-- Written problem --
Copy out all the lines where "JSON" shows up.

[Figure dataset records]
—————

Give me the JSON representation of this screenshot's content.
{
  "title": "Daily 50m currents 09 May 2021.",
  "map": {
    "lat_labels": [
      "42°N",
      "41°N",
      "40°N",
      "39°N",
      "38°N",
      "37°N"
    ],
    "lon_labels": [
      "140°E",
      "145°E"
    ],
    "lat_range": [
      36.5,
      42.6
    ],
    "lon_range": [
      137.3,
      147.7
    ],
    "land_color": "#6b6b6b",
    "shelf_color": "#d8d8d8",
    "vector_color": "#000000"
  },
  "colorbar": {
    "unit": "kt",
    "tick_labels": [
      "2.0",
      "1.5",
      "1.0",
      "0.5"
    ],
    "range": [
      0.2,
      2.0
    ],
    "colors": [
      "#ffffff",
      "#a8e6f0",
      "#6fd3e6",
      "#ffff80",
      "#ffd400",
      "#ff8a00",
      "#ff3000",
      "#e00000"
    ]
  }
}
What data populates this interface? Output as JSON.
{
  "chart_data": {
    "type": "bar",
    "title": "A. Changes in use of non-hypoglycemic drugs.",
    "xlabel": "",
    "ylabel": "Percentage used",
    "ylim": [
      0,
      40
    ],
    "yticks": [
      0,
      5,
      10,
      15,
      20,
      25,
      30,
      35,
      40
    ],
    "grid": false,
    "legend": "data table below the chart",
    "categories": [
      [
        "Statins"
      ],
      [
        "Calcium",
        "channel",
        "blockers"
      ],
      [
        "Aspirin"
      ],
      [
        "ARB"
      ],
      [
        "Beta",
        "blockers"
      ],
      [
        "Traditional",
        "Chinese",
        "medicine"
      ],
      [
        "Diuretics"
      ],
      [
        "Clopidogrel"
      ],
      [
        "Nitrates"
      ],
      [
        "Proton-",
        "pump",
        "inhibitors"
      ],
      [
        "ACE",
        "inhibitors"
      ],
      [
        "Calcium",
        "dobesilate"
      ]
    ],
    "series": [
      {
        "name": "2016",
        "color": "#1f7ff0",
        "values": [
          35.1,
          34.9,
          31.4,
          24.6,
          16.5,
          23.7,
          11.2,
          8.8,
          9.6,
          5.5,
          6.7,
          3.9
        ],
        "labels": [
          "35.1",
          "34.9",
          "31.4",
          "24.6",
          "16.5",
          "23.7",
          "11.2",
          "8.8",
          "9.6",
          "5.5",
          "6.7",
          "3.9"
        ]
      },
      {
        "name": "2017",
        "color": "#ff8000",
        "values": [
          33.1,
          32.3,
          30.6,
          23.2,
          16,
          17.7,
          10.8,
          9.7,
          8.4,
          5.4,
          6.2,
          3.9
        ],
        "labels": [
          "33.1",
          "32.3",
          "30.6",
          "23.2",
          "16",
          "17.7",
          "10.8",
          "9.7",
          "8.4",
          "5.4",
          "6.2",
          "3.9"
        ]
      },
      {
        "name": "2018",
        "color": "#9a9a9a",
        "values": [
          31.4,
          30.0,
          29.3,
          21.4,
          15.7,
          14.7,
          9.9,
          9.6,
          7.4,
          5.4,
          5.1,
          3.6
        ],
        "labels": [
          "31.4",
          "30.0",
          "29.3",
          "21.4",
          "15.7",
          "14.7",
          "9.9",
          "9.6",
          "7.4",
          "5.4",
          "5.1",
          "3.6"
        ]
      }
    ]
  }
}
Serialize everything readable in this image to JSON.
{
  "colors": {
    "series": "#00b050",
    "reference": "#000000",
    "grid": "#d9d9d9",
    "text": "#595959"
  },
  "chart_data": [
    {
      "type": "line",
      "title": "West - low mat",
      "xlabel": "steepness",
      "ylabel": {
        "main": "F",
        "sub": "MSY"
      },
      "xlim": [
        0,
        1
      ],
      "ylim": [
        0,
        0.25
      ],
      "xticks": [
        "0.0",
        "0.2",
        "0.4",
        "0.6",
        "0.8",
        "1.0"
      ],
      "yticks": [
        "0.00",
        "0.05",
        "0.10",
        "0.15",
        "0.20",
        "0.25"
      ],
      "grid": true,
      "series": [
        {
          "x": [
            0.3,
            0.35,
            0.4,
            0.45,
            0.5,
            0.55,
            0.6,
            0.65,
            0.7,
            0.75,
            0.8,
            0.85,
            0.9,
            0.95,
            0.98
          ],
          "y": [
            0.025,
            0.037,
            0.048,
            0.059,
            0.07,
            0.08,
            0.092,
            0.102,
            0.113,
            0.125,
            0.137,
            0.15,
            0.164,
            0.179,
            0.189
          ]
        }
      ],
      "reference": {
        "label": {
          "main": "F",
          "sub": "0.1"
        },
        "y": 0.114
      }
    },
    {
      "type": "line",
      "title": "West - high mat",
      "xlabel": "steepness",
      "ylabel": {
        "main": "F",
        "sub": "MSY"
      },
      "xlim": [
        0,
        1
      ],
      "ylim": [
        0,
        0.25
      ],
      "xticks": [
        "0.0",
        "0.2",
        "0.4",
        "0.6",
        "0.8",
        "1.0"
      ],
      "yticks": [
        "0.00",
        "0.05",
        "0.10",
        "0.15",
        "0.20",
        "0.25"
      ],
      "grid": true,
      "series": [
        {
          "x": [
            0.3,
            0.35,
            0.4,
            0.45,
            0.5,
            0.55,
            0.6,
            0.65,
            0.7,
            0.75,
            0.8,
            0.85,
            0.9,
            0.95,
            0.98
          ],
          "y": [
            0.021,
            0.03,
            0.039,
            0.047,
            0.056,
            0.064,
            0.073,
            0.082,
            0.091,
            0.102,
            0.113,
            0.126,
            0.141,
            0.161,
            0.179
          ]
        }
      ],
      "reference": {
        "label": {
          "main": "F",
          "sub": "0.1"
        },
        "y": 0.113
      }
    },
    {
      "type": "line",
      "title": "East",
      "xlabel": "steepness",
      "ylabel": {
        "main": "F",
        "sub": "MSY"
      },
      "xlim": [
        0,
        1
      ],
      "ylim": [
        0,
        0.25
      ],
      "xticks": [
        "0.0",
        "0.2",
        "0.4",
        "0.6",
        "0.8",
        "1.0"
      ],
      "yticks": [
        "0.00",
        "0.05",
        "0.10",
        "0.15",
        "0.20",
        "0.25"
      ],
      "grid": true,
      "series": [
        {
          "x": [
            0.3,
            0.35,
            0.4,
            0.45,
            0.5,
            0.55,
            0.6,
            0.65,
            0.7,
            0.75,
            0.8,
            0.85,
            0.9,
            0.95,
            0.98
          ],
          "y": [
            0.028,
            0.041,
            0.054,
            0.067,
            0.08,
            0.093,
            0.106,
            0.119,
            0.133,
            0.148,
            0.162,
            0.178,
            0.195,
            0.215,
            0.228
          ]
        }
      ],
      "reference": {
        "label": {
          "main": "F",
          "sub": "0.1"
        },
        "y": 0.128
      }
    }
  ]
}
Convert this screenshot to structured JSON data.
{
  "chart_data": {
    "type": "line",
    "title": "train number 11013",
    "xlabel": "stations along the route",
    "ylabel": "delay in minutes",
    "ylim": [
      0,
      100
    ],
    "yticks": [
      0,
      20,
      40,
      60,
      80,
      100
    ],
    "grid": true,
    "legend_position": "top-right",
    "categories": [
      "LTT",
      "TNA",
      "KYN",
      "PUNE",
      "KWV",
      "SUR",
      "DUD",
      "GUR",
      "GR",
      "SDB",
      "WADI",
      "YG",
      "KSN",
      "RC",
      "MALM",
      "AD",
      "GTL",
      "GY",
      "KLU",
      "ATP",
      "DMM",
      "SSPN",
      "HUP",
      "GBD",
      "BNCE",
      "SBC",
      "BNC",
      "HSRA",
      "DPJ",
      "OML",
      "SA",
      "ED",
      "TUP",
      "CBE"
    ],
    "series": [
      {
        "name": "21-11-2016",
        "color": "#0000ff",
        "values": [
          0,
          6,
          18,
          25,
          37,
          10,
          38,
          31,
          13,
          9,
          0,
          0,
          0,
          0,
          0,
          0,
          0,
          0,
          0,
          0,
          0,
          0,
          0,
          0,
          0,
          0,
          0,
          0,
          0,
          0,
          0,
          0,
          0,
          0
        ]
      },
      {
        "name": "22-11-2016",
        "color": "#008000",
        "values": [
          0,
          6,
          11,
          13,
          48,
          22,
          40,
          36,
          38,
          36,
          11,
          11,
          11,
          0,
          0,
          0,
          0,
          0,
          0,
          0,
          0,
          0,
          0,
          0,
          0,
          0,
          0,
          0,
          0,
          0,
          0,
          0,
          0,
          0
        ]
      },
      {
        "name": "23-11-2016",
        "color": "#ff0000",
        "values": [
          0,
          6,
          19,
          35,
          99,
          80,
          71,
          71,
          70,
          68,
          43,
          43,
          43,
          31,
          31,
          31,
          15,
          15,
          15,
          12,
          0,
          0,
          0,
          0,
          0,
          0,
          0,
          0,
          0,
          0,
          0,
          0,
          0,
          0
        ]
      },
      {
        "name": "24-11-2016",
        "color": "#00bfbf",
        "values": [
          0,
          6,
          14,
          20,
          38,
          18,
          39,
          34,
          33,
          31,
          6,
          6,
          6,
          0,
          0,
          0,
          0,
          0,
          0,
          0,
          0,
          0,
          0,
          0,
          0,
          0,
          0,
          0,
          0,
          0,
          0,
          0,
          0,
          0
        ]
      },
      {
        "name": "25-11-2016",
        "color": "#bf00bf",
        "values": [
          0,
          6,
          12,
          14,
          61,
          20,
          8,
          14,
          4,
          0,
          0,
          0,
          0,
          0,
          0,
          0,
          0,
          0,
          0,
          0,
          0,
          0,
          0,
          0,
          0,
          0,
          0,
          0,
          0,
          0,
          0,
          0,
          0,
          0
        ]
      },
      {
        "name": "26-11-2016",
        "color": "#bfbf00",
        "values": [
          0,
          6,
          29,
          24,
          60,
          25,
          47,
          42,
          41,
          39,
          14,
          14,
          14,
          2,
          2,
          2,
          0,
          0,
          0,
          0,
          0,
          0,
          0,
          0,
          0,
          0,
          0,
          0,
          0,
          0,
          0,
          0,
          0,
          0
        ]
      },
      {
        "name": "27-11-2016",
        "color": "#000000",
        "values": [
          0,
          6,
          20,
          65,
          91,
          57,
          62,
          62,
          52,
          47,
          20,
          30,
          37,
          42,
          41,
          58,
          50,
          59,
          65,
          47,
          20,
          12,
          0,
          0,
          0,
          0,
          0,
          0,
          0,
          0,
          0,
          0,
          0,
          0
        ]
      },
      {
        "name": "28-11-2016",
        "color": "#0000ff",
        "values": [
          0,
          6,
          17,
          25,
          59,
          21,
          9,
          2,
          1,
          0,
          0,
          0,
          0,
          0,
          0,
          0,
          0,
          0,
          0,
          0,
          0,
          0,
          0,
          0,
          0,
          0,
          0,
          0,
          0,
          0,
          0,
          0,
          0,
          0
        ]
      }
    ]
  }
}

—————

-- Correct output --
Give me the JSON representation of this screenshot's content.
What data populates this interface? Output as JSON.
Serialize everything readable in this image to JSON.
Convert this screenshot to structured JSON data.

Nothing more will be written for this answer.